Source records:
'''

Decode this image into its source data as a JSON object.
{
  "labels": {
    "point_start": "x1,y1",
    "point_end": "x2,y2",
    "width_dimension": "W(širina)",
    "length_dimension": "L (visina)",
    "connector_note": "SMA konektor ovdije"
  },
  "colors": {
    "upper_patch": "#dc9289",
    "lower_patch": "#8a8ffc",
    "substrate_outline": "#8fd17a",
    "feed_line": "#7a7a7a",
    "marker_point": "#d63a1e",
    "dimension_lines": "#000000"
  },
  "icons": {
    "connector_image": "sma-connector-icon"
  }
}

'''

Generate an exact reproduction of all entries.

__Completed exercise__.
Decode this image into its source data as a JSON object.
{
  "labels": {
    "point_start": "x1,y1",
    "point_end": "x2,y2",
    "width_dimension": "W(širina)",
    "length_dimension": "L (visina)",
    "connector_note": "SMA konektor ovdije"
  },
  "colors": {
    "upper_patch": "#dc9289",
    "lower_patch": "#8a8ffc",
    "substrate_outline": "#8fd17a",
    "feed_line": "#7a7a7a",
    "marker_point": "#d63a1e",
    "dimension_lines": "#000000"
  },
  "icons": {
    "connector_image": "sma-connector-icon"
  }
}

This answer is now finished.